§ **What is expected**
Look through the data below and work out how many lines contain the string "this". Give the number alone.

§ **Supplied records**
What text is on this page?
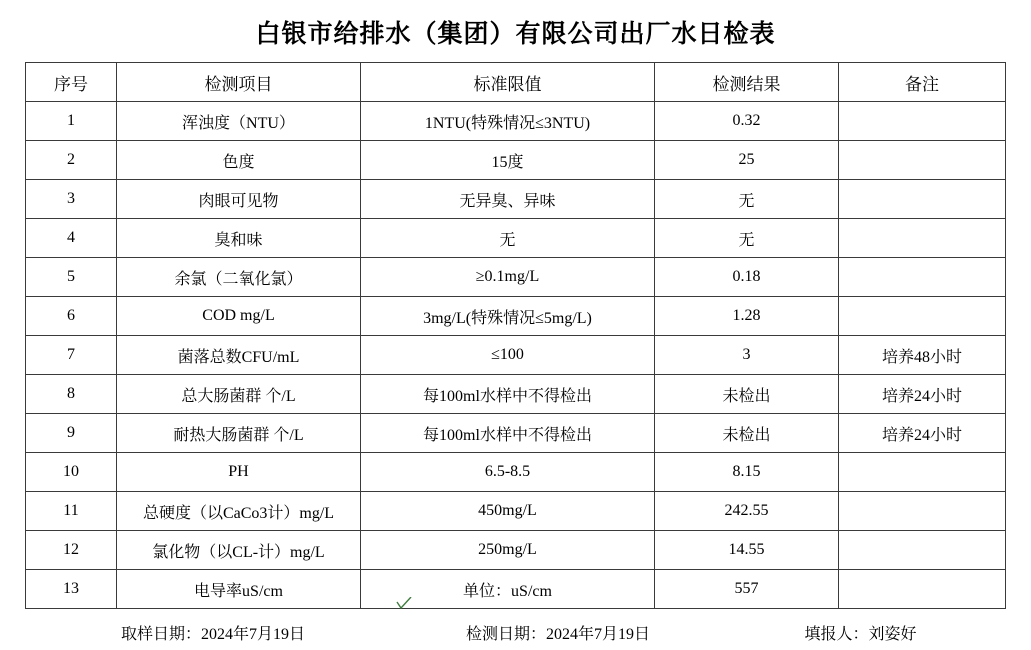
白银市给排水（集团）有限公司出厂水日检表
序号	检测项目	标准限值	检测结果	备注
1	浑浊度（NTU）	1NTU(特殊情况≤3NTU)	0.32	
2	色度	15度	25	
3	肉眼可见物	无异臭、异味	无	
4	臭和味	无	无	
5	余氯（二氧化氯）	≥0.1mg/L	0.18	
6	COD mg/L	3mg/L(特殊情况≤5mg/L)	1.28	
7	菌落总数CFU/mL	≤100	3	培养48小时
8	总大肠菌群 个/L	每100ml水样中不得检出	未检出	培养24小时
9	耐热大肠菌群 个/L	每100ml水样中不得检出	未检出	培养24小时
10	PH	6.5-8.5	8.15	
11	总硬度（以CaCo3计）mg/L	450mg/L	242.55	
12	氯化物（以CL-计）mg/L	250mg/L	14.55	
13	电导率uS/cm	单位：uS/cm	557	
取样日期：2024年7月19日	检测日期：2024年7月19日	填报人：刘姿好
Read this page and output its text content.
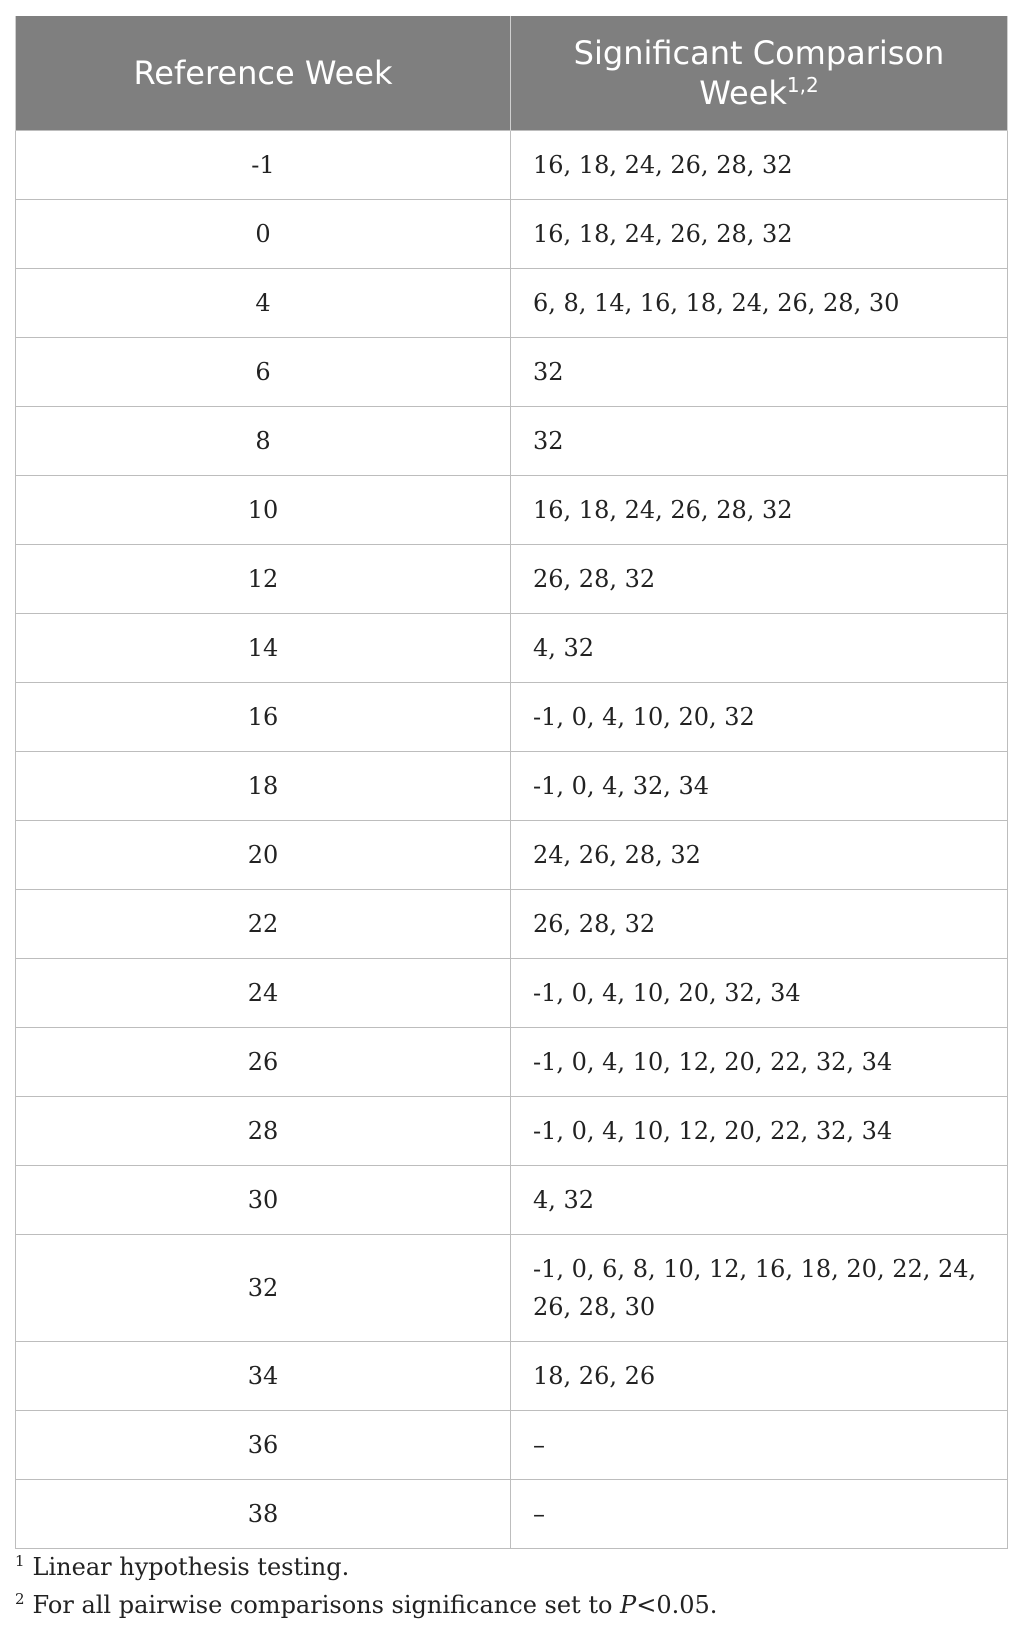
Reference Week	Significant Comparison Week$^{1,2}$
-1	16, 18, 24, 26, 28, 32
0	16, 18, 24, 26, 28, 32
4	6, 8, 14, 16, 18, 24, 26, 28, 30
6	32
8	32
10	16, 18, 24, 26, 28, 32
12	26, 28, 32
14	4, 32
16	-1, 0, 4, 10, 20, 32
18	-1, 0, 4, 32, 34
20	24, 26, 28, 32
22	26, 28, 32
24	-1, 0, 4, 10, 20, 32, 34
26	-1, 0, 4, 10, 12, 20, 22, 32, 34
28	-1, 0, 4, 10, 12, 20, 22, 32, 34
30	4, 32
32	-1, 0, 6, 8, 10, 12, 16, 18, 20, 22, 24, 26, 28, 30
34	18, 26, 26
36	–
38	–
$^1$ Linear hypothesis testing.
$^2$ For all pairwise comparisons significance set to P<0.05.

§ **Exercise answer**
2